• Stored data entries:
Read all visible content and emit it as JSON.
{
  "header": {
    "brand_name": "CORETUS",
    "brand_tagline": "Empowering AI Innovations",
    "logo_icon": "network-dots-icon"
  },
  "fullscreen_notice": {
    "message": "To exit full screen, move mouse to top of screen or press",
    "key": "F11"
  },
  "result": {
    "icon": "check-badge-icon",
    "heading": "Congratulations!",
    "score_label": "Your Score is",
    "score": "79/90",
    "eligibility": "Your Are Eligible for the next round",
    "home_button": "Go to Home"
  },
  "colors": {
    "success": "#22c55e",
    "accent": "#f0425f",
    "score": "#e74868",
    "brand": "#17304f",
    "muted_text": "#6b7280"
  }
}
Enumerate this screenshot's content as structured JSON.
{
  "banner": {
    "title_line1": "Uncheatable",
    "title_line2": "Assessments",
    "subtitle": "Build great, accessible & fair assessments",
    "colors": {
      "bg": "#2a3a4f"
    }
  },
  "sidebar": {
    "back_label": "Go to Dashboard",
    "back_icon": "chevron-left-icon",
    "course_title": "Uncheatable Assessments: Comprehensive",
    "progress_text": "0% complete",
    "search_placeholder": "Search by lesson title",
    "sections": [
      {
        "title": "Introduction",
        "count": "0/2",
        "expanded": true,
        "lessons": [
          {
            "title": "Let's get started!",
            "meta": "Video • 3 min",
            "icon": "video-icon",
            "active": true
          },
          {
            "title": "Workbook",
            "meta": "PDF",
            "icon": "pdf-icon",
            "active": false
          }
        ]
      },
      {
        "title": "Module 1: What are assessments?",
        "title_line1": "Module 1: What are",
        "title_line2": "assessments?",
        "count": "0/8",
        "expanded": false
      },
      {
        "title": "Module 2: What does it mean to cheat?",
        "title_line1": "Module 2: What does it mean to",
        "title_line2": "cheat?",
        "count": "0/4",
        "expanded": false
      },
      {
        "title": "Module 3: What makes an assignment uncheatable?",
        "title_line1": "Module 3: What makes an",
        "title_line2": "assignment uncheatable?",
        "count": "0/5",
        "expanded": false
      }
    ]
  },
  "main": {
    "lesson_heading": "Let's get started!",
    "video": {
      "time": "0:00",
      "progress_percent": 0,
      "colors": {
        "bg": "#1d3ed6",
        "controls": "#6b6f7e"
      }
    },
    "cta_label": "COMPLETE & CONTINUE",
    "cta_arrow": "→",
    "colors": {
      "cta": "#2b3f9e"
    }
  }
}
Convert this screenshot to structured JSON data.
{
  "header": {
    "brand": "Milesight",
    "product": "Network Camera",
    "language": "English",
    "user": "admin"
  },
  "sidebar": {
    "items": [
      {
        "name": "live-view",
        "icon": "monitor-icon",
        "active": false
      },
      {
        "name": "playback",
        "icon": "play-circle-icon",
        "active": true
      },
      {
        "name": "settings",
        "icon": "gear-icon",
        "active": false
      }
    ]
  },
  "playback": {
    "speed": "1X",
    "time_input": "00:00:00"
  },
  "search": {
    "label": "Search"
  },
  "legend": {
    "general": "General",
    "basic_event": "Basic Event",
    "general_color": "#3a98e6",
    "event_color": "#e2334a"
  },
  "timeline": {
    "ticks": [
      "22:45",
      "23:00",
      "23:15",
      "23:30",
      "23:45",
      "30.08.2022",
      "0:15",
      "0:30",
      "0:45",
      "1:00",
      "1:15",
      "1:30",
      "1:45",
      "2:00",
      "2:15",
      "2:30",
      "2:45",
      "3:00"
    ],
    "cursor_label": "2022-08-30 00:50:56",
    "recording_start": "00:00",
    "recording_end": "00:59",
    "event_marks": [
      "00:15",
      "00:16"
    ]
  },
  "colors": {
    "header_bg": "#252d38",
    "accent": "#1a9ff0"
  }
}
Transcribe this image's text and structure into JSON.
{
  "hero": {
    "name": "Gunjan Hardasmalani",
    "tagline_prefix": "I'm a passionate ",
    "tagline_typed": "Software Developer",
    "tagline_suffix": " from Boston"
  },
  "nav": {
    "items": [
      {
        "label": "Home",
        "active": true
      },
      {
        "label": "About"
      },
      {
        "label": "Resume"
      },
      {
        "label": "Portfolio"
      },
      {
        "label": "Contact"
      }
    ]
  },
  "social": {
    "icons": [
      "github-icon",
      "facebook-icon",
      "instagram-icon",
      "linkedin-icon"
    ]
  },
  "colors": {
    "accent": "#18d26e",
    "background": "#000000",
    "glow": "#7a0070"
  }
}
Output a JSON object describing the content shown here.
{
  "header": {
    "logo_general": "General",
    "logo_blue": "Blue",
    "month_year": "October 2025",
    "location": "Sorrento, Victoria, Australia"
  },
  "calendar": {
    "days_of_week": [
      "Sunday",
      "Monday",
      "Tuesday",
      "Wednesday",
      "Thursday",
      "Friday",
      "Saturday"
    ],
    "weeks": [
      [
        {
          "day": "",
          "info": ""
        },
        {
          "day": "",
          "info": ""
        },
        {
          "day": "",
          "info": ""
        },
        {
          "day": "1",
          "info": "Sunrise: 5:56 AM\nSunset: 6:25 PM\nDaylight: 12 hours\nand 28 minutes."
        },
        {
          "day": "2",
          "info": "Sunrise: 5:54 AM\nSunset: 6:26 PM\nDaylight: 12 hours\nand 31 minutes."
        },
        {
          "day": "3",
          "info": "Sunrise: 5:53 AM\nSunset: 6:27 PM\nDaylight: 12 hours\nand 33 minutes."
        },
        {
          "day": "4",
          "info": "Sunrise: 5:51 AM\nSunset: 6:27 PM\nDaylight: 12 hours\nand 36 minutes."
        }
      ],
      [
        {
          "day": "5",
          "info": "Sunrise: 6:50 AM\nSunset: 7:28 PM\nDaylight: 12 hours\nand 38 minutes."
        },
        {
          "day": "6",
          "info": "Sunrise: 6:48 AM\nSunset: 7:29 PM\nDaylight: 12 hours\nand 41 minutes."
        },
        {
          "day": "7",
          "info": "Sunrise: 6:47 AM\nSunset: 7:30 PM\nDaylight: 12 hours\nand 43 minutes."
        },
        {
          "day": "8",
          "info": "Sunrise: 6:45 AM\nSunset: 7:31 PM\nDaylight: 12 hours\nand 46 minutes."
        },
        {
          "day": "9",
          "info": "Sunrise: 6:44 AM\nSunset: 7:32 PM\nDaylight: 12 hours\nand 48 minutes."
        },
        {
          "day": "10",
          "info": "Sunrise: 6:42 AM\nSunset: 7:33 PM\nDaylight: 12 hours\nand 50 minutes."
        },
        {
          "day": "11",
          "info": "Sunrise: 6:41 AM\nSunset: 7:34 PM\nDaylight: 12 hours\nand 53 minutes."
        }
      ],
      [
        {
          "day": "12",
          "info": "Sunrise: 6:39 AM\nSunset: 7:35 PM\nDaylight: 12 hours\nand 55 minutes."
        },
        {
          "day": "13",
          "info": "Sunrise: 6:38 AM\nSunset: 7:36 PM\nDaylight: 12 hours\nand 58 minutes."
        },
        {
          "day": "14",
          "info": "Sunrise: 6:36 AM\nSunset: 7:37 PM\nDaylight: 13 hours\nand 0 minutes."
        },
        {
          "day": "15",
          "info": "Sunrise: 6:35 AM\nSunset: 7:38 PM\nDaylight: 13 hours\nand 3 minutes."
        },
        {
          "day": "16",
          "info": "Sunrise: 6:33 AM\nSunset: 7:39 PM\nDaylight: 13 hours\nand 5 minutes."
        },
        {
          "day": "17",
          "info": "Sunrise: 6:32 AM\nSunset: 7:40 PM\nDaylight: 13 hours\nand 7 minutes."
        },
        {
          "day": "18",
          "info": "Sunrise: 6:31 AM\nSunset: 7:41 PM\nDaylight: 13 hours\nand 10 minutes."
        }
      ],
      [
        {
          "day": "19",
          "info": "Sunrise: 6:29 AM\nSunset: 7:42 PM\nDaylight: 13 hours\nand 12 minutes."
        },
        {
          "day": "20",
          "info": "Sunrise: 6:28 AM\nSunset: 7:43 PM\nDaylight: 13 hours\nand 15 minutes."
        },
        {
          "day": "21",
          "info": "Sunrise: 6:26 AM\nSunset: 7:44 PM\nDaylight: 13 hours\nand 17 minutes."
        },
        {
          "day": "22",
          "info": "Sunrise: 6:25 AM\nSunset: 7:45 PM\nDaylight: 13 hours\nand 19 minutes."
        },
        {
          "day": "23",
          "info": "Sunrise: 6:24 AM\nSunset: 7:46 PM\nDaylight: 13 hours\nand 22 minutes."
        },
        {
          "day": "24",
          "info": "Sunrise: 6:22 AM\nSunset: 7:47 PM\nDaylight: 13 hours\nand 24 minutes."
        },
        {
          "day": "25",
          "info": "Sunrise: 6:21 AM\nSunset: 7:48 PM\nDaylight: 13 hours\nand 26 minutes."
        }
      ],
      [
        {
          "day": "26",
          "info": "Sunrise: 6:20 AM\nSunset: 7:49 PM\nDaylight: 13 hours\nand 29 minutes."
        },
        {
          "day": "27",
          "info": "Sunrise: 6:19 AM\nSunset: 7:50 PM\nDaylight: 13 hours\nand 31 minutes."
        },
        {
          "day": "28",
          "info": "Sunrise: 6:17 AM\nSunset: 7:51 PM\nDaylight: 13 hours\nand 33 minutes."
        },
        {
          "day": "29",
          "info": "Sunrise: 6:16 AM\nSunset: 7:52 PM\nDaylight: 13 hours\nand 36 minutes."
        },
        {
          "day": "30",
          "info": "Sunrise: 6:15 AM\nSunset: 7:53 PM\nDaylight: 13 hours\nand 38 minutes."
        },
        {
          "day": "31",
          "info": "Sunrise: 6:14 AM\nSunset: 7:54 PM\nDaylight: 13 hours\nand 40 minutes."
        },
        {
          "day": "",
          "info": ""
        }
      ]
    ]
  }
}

• What is required: Filter the entries and copy out every line with the word "Module".

• Full solution:
        "title": "Module 1: What are assessments?",
        "title_line1": "Module 1: What are",
        "title": "Module 2: What does it mean to cheat?",
        "title_line1": "Module 2: What does it mean to",
        "title": "Module 3: What makes an assignment uncheatable?",
        "title_line1": "Module 3: What makes an",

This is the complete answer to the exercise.